Dataset rows:
━━━━━━━━━━

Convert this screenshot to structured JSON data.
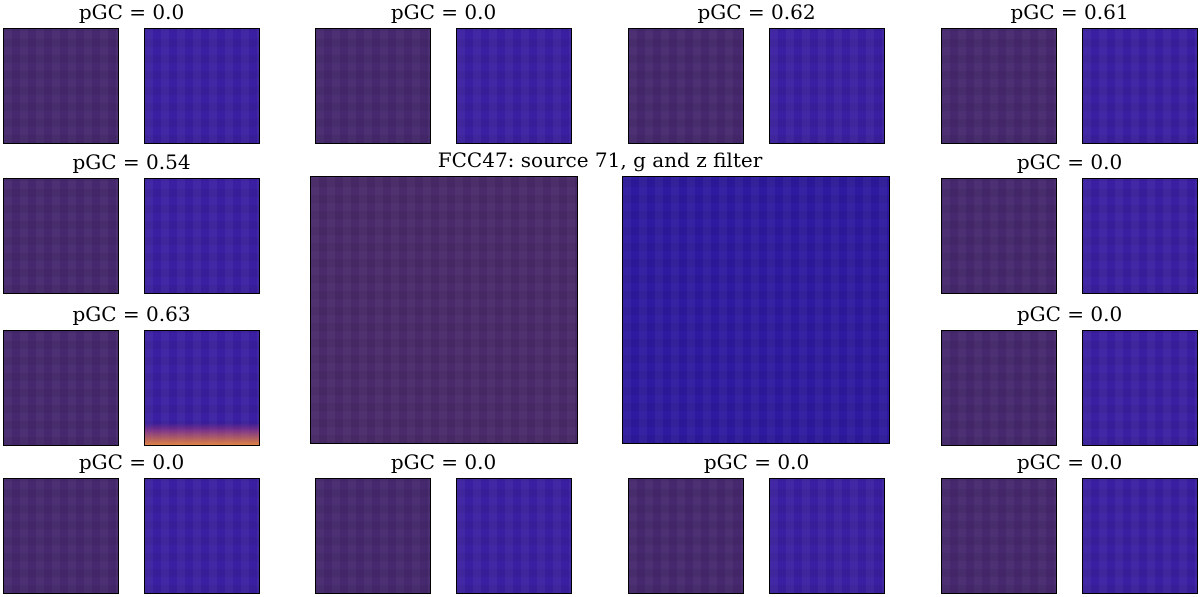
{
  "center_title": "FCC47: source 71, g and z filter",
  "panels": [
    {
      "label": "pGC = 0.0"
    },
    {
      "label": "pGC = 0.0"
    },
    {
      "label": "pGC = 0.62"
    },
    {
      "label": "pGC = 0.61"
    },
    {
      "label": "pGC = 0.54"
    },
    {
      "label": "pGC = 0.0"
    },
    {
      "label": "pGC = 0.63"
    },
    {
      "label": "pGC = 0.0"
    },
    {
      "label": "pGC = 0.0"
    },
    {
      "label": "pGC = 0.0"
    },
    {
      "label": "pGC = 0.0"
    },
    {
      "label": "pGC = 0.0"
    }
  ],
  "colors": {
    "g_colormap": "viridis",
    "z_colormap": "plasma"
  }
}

━━━━━━━━━━

Set down the material above as is, without any pictures.

**TASK OUTPUT:**
Convert this screenshot to structured JSON data.
{
  "center_title": "FCC47: source 71, g and z filter",
  "panels": [
    {
      "label": "pGC = 0.0"
    },
    {
      "label": "pGC = 0.0"
    },
    {
      "label": "pGC = 0.62"
    },
    {
      "label": "pGC = 0.61"
    },
    {
      "label": "pGC = 0.54"
    },
    {
      "label": "pGC = 0.0"
    },
    {
      "label": "pGC = 0.63"
    },
    {
      "label": "pGC = 0.0"
    },
    {
      "label": "pGC = 0.0"
    },
    {
      "label": "pGC = 0.0"
    },
    {
      "label": "pGC = 0.0"
    },
    {
      "label": "pGC = 0.0"
    }
  ],
  "colors": {
    "g_colormap": "viridis",
    "z_colormap": "plasma"
  }
}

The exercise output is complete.